== EXTRACTO DE PÁGINA ==
§ §

Lalibela en el día del entusiasmo
Lo religioso y lo pagano, el fervor y la danza, se mezclan en la extraordinaria fiesta de la Epifanía en la localidad etíope
La escena es bíblica. Los rostros, el ropaje, los rezos, los cánticos, el fervor, el entorno grandioso de montañas peladas: uno se siente proyectado en medio del Antiguo Testamento. Los fieles, por millares, están esparcidos por todas partes, algunos sentados, otros de rodillas, otros tumbados. Casi todos, ellos como ellas, llevan un gran manto blanco que cubre por completo sus cuerpos escuálidos. Los hay que rezan, los hay que cantan y dan palmas, los hay que conversan en voz baja. Algunos vinieron en familia, con los niños correteando, otros en pareja, otros en grupos de amigos. Forman unos círculos concéntricos en torno a la carpa blanca que alberga lo más preciado, lo que vinieron a venerar: los tabot. Es decir, los cofres que encierran una copia de la sagrada Arca de la Alianza. Hechos de mármol, de alabastro o de madera de acacia, equivalen al tabernáculo de las iglesias católicas. Por la mañana, unas procesiones los han traído con gran pompa hasta aquí desde los diferentes templos de la ciudad. Y ahora, durante una larga noche de vigilia, toca venerarlos. Un vistazo furtivo al interior (una curiosidad excesiva provoca murmullos de desaprobación) permite divisar, debajo de la lona, los diferentes cofres, todos cubiertos herméticamente de telas adornadas de ricos bordados: y es que un tabot jamás puede ser visto por los ojos de los mortales.

§ §

== DATOS REGISTRADOS ==
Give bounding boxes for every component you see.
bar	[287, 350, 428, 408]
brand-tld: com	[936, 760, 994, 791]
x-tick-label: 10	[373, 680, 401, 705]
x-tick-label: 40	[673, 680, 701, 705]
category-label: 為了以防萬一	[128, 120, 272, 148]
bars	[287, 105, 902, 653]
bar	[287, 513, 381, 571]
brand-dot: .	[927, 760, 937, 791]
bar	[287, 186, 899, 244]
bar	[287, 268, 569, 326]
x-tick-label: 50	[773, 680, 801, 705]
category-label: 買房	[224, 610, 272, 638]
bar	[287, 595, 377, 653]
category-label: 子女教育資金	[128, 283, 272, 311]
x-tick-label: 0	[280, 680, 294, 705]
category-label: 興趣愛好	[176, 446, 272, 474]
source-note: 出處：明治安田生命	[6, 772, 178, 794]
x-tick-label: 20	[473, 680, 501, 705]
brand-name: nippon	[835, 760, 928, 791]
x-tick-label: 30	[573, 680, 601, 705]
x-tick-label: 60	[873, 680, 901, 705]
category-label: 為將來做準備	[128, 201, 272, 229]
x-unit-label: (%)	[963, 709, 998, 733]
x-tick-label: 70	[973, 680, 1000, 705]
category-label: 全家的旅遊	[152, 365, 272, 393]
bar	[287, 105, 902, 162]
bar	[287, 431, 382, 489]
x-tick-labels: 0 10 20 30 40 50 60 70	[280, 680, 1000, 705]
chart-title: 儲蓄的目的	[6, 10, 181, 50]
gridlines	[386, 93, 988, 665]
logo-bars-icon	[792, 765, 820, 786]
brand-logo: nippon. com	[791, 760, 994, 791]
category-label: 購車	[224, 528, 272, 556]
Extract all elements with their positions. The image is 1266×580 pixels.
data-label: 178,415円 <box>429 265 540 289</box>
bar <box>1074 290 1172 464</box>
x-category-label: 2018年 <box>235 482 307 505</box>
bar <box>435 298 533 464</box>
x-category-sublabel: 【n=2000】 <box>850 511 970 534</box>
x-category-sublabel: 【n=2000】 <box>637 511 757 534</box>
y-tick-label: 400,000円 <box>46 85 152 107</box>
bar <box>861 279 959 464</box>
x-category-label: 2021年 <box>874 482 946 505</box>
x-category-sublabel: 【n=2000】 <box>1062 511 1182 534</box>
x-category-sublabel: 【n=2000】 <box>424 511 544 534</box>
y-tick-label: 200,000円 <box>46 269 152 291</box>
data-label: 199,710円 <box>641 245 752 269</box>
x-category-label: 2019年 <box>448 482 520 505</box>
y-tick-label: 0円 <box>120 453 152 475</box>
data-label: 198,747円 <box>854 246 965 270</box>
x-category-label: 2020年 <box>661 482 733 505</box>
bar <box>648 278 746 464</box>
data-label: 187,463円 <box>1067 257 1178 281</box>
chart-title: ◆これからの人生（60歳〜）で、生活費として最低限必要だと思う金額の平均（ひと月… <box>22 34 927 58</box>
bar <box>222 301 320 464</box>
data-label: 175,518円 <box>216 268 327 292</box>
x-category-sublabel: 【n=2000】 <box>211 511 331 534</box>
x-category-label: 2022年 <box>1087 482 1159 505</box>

§ §

== TAREA A ==
¿De qué materiales están hechos los tabot según la crónica sobre Lalibela?
== TAREA B ==
Retoma la crónica sobre Lalibela justo después de su última oración y continúa el relato.

== RESULTADO ESPERADO A ==
De mármol, de alabastro o de madera de acacia.

== RESULTADO ESPERADO B ==
En otra carpa, unos sacerdotes de pie en círculo cantan, acompañados de tambores y címbalos, una melopeya que parece no tener fin. A cada escalón de la jerarquía eclesiástica corresponde un vestido distinto: los hay con un manto blanco subrayado por bordados de un rojo intenso, con vistosas capas negras, con casullas de múltiples colores ricamente ornamentadas, con vistosos turbantes blancos, con tiaras espectaculares que casi parecen cascos de gladiadores. Varios llevan un cetro en el que se apoyan para aliviar esta larga vigilia. El ambiente es místico, intenso en medio de la suavidad penetrante de las voces. El canto acaba envolviendo al visitante, embriagándole.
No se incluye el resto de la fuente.